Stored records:
>> START
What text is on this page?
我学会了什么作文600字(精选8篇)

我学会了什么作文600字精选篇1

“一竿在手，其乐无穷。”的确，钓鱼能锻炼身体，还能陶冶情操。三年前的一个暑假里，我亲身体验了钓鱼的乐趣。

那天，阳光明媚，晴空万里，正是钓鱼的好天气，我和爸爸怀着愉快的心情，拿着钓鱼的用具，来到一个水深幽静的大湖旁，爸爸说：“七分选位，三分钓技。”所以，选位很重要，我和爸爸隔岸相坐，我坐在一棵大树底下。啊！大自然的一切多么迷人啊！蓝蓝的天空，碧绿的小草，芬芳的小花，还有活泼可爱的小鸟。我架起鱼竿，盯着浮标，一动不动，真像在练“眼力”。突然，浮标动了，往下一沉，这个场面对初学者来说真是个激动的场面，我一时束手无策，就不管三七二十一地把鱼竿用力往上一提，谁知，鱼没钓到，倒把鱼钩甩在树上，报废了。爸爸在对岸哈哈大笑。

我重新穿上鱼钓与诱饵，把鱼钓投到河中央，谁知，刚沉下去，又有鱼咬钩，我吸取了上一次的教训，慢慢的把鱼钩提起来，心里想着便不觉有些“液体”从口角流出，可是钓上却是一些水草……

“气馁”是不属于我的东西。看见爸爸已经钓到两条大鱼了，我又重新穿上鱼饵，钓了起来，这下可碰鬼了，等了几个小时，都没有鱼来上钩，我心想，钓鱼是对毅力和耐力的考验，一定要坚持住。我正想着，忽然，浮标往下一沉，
>> END
>> START
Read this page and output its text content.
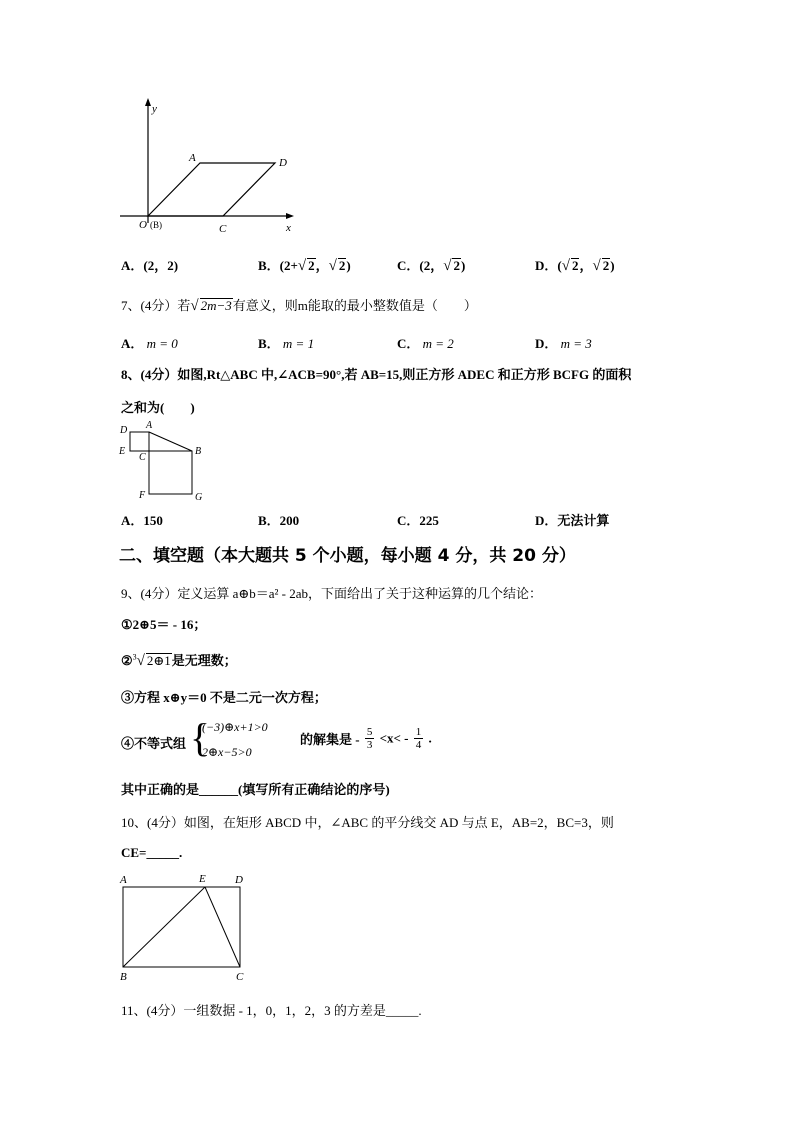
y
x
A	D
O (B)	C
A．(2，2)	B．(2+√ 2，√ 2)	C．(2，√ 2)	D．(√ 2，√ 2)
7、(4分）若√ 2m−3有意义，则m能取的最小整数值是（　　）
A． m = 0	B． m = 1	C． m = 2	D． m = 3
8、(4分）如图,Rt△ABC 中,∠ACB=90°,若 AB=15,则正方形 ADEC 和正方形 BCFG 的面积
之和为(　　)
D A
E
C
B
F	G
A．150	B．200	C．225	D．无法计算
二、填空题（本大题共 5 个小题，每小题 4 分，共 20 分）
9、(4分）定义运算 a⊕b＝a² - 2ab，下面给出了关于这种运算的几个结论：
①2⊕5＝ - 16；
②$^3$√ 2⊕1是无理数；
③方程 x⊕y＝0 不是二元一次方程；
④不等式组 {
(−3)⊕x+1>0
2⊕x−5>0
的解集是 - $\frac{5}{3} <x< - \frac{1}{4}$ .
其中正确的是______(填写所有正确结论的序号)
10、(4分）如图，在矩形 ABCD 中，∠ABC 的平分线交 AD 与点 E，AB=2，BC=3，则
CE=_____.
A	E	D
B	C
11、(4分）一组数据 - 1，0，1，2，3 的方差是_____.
>> END
>> START
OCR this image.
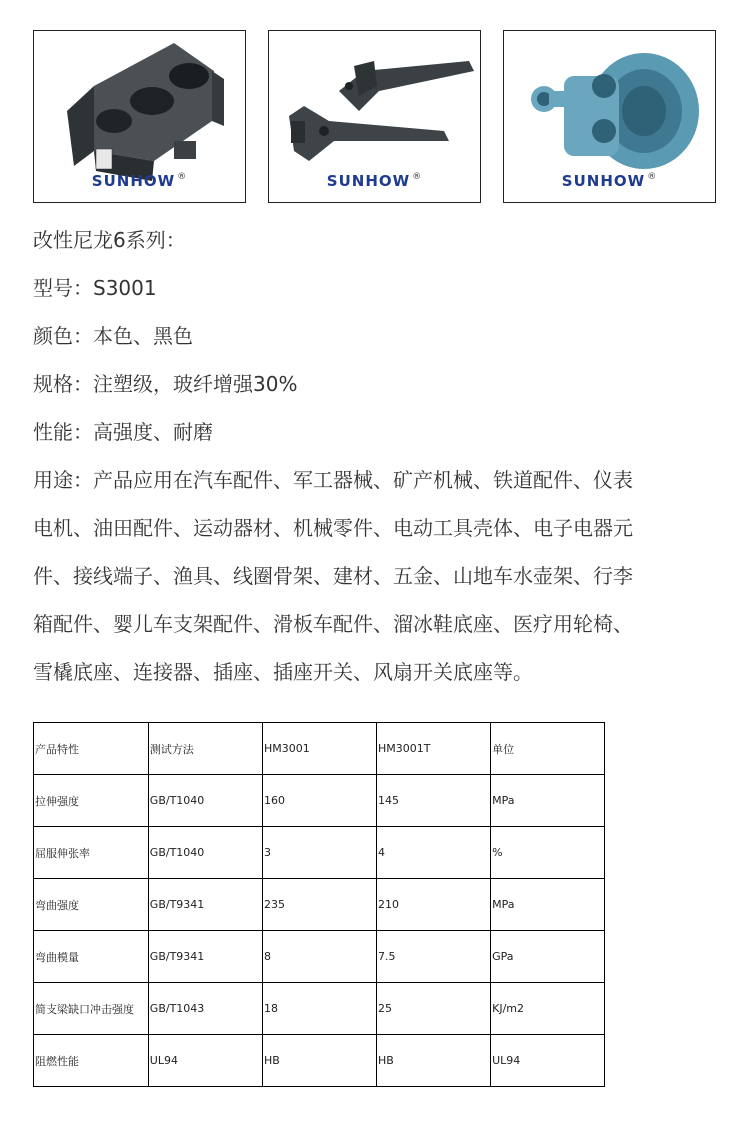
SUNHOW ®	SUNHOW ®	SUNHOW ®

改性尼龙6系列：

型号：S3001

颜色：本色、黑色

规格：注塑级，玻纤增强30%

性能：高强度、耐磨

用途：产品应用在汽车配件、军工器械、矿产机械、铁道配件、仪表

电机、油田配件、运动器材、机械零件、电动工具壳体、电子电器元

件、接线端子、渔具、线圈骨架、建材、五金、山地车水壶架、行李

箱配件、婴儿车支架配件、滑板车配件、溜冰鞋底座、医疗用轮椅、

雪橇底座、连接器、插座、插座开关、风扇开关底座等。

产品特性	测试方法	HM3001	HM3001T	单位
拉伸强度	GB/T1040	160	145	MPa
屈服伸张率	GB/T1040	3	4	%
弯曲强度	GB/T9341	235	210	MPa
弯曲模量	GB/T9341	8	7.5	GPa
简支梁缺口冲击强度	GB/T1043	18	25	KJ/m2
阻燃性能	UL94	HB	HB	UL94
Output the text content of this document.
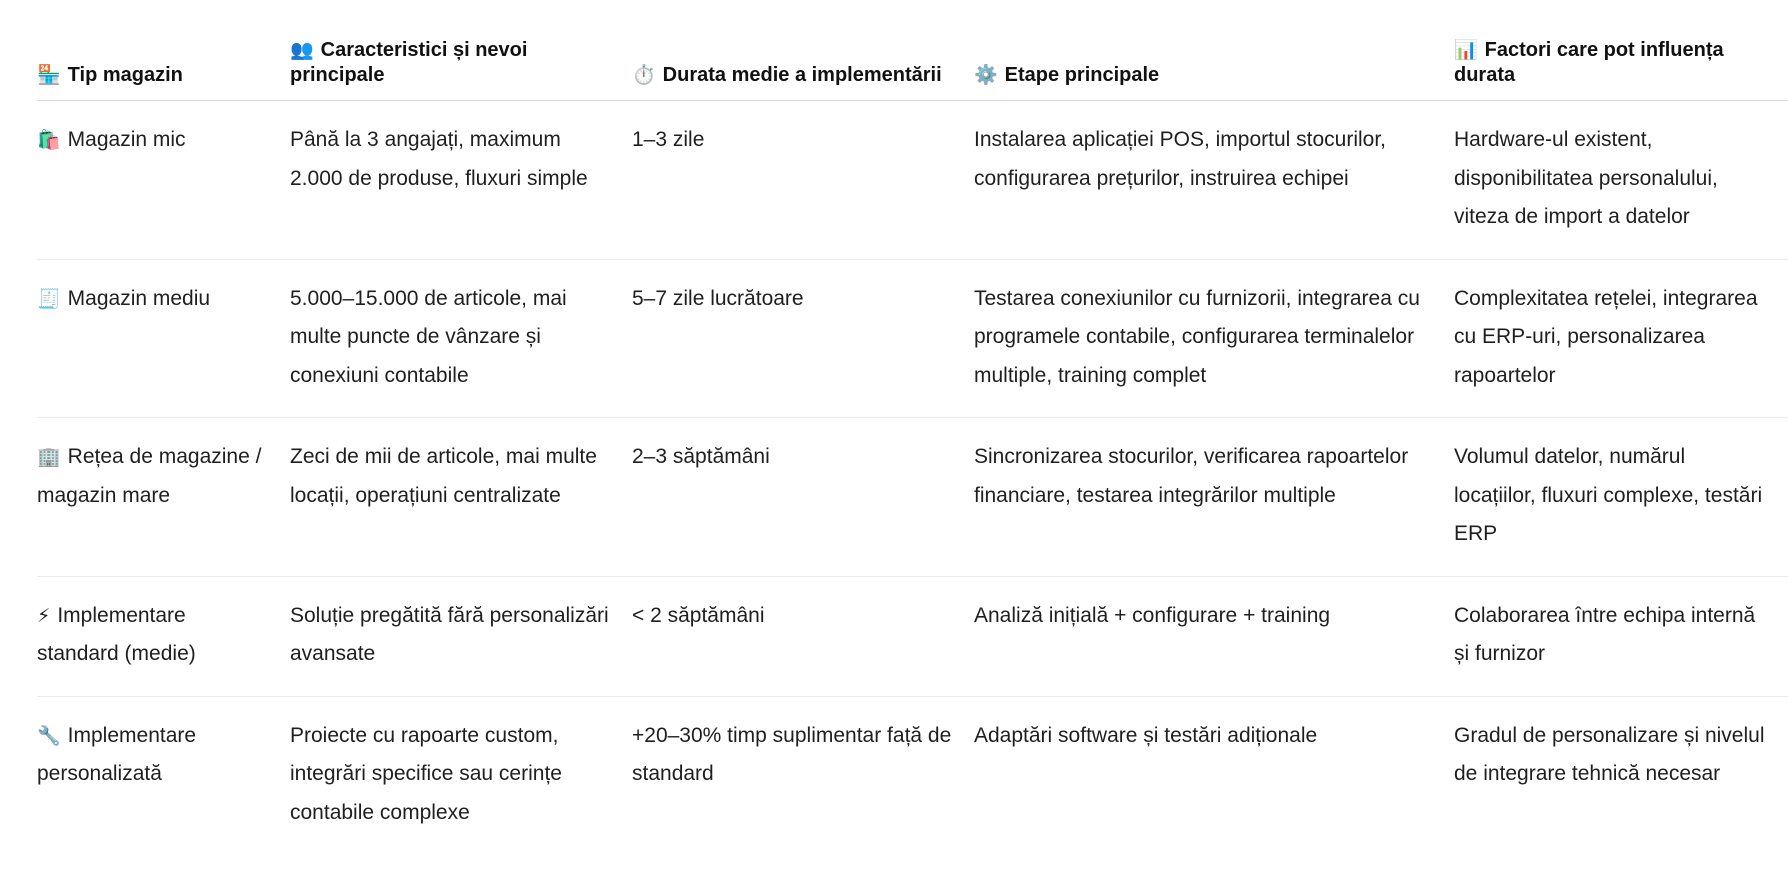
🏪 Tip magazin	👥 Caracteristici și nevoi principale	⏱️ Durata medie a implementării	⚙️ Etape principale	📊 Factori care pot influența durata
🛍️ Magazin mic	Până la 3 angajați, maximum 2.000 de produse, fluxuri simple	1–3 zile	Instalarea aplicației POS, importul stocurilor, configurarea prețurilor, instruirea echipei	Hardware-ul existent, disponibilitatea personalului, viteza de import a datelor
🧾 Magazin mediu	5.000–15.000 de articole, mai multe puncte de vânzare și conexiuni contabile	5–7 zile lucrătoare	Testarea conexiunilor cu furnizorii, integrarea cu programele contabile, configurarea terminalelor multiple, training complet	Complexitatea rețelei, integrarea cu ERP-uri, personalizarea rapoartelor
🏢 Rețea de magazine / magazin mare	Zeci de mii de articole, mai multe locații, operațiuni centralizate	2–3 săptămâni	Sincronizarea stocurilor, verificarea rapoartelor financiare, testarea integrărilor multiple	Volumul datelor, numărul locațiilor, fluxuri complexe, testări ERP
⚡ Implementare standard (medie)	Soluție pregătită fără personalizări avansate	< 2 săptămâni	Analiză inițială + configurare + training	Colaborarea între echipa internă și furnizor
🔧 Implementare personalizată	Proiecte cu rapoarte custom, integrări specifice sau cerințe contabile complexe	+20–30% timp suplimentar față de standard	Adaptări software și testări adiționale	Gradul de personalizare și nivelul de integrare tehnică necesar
>> END
Give the number of lines in the entries above that include the string "standard". No other output is expected.

2